Each record must be reproduced exactly as it is shown.

- Data shown
*****
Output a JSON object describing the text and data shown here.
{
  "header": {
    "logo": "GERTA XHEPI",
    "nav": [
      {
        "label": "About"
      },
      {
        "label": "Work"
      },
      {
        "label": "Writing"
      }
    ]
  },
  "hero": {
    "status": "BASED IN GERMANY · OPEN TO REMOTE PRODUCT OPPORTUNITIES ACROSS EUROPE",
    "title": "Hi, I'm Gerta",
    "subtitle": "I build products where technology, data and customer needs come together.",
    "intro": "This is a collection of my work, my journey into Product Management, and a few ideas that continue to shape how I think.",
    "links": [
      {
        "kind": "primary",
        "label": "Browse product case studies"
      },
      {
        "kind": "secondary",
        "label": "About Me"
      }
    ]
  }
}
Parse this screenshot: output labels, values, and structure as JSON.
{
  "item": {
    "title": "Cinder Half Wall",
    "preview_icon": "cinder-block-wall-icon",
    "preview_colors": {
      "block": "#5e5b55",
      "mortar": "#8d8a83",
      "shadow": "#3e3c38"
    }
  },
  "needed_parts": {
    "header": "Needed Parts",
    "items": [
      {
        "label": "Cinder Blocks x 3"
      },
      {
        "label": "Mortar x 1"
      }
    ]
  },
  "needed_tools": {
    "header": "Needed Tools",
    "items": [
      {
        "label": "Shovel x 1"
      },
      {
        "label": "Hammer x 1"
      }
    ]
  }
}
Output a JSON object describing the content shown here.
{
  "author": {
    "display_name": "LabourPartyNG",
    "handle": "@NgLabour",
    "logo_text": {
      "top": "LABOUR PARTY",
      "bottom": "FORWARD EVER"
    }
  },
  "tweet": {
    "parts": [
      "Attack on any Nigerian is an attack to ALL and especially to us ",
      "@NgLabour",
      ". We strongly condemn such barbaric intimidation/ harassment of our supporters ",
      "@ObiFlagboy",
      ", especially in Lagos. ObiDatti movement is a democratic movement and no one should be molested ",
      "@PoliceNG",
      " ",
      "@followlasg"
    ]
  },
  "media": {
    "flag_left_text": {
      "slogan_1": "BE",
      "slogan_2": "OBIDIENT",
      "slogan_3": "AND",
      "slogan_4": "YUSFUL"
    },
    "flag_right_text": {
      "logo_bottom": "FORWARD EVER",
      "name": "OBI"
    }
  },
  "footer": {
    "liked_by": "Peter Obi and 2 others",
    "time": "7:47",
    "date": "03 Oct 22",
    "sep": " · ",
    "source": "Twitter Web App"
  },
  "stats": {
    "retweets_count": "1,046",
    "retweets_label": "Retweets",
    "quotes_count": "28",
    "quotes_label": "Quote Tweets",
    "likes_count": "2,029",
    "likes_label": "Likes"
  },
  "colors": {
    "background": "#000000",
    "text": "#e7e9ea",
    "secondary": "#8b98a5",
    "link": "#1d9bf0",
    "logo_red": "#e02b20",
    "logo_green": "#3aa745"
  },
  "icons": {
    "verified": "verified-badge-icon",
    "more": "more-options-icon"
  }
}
*****
- Full solution
Output a JSON object describing the text and data shown here.
{
  "header": {
    "logo": "GERTA XHEPI",
    "nav": [
      {
        "label": "About"
      },
      {
        "label": "Work"
      },
      {
        "label": "Writing"
      }
    ]
  },
  "hero": {
    "status": "BASED IN GERMANY · OPEN TO REMOTE PRODUCT OPPORTUNITIES ACROSS EUROPE",
    "title": "Hi, I'm Gerta",
    "subtitle": "I build products where technology, data and customer needs come together.",
    "intro": "This is a collection of my work, my journey into Product Management, and a few ideas that continue to shape how I think.",
    "links": [
      {
        "kind": "primary",
        "label": "Browse product case studies"
      },
      {
        "kind": "secondary",
        "label": "About Me"
      }
    ]
  }
}
Parse this screenshot: output labels, values, and structure as JSON.
{
  "item": {
    "title": "Cinder Half Wall",
    "preview_icon": "cinder-block-wall-icon",
    "preview_colors": {
      "block": "#5e5b55",
      "mortar": "#8d8a83",
      "shadow": "#3e3c38"
    }
  },
  "needed_parts": {
    "header": "Needed Parts",
    "items": [
      {
        "label": "Cinder Blocks x 3"
      },
      {
        "label": "Mortar x 1"
      }
    ]
  },
  "needed_tools": {
    "header": "Needed Tools",
    "items": [
      {
        "label": "Shovel x 1"
      },
      {
        "label": "Hammer x 1"
      }
    ]
  }
}
Output a JSON object describing the content shown here.
{
  "author": {
    "display_name": "LabourPartyNG",
    "handle": "@NgLabour",
    "logo_text": {
      "top": "LABOUR PARTY",
      "bottom": "FORWARD EVER"
    }
  },
  "tweet": {
    "parts": [
      "Attack on any Nigerian is an attack to ALL and especially to us ",
      "@NgLabour",
      ". We strongly condemn such barbaric intimidation/ harassment of our supporters ",
      "@ObiFlagboy",
      ", especially in Lagos. ObiDatti movement is a democratic movement and no one should be molested ",
      "@PoliceNG",
      " ",
      "@followlasg"
    ]
  },
  "media": {
    "flag_left_text": {
      "slogan_1": "BE",
      "slogan_2": "OBIDIENT",
      "slogan_3": "AND",
      "slogan_4": "YUSFUL"
    },
    "flag_right_text": {
      "logo_bottom": "FORWARD EVER",
      "name": "OBI"
    }
  },
  "footer": {
    "liked_by": "Peter Obi and 2 others",
    "time": "7:47",
    "date": "03 Oct 22",
    "sep": " · ",
    "source": "Twitter Web App"
  },
  "stats": {
    "retweets_count": "1,046",
    "retweets_label": "Retweets",
    "quotes_count": "28",
    "quotes_label": "Quote Tweets",
    "likes_count": "2,029",
    "likes_label": "Likes"
  },
  "colors": {
    "background": "#000000",
    "text": "#e7e9ea",
    "secondary": "#8b98a5",
    "link": "#1d9bf0",
    "logo_red": "#e02b20",
    "logo_green": "#3aa745"
  },
  "icons": {
    "verified": "verified-badge-icon",
    "more": "more-options-icon"
  }
}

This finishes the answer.